-- begin --

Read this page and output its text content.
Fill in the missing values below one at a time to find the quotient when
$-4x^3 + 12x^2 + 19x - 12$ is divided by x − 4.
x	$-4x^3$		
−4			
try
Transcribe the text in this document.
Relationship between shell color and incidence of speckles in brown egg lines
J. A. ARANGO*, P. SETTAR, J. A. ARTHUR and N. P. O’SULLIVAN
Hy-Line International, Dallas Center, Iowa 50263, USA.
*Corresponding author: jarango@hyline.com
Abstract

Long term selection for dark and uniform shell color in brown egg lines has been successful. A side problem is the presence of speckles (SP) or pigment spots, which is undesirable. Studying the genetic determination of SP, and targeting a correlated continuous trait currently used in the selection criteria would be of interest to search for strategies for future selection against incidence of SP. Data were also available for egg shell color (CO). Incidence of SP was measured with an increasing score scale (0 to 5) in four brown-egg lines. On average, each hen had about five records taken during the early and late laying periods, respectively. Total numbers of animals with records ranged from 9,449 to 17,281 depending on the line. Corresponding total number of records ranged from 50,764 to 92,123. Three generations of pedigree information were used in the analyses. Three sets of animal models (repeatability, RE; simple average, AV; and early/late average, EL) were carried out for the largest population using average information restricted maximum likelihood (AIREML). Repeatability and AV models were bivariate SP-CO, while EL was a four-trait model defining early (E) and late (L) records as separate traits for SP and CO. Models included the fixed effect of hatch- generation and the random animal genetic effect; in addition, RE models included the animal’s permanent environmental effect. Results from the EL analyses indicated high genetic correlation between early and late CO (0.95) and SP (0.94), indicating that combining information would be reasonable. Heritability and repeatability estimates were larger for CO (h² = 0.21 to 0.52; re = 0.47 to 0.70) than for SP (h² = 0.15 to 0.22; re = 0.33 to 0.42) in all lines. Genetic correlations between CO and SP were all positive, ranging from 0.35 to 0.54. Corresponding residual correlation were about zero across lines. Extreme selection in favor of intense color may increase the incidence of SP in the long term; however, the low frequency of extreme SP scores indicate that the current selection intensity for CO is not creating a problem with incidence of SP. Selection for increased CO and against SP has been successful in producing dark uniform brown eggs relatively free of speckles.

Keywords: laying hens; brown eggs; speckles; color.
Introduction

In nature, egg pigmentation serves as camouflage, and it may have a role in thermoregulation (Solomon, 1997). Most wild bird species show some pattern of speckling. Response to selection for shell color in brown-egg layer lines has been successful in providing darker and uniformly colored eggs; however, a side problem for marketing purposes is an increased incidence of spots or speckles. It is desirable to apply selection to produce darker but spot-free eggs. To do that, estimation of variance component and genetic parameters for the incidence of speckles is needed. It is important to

-- end --

◆ **PROBLEM DESCRIPTION**: Retype the data in full and match it exactly.

◆ **FULL OUTPUT**:
Read this page and output its text content.
Fill in the missing values below one at a time to find the quotient when
$-4x^3 + 12x^2 + 19x - 12$ is divided by x − 4.
x	$-4x^3$		
−4			
try
Transcribe the text in this document.
Relationship between shell color and incidence of speckles in brown egg lines
J. A. ARANGO*, P. SETTAR, J. A. ARTHUR and N. P. O’SULLIVAN
Hy-Line International, Dallas Center, Iowa 50263, USA.
*Corresponding author: jarango@hyline.com
Abstract

Long term selection for dark and uniform shell color in brown egg lines has been successful. A side problem is the presence of speckles (SP) or pigment spots, which is undesirable. Studying the genetic determination of SP, and targeting a correlated continuous trait currently used in the selection criteria would be of interest to search for strategies for future selection against incidence of SP. Data were also available for egg shell color (CO). Incidence of SP was measured with an increasing score scale (0 to 5) in four brown-egg lines. On average, each hen had about five records taken during the early and late laying periods, respectively. Total numbers of animals with records ranged from 9,449 to 17,281 depending on the line. Corresponding total number of records ranged from 50,764 to 92,123. Three generations of pedigree information were used in the analyses. Three sets of animal models (repeatability, RE; simple average, AV; and early/late average, EL) were carried out for the largest population using average information restricted maximum likelihood (AIREML). Repeatability and AV models were bivariate SP-CO, while EL was a four-trait model defining early (E) and late (L) records as separate traits for SP and CO. Models included the fixed effect of hatch- generation and the random animal genetic effect; in addition, RE models included the animal’s permanent environmental effect. Results from the EL analyses indicated high genetic correlation between early and late CO (0.95) and SP (0.94), indicating that combining information would be reasonable. Heritability and repeatability estimates were larger for CO (h² = 0.21 to 0.52; re = 0.47 to 0.70) than for SP (h² = 0.15 to 0.22; re = 0.33 to 0.42) in all lines. Genetic correlations between CO and SP were all positive, ranging from 0.35 to 0.54. Corresponding residual correlation were about zero across lines. Extreme selection in favor of intense color may increase the incidence of SP in the long term; however, the low frequency of extreme SP scores indicate that the current selection intensity for CO is not creating a problem with incidence of SP. Selection for increased CO and against SP has been successful in producing dark uniform brown eggs relatively free of speckles.

Keywords: laying hens; brown eggs; speckles; color.
Introduction

In nature, egg pigmentation serves as camouflage, and it may have a role in thermoregulation (Solomon, 1997). Most wild bird species show some pattern of speckling. Response to selection for shell color in brown-egg layer lines has been successful in providing darker and uniformly colored eggs; however, a side problem for marketing purposes is an increased incidence of spots or speckles. It is desirable to apply selection to produce darker but spot-free eggs. To do that, estimation of variance component and genetic parameters for the incidence of speckles is needed. It is important to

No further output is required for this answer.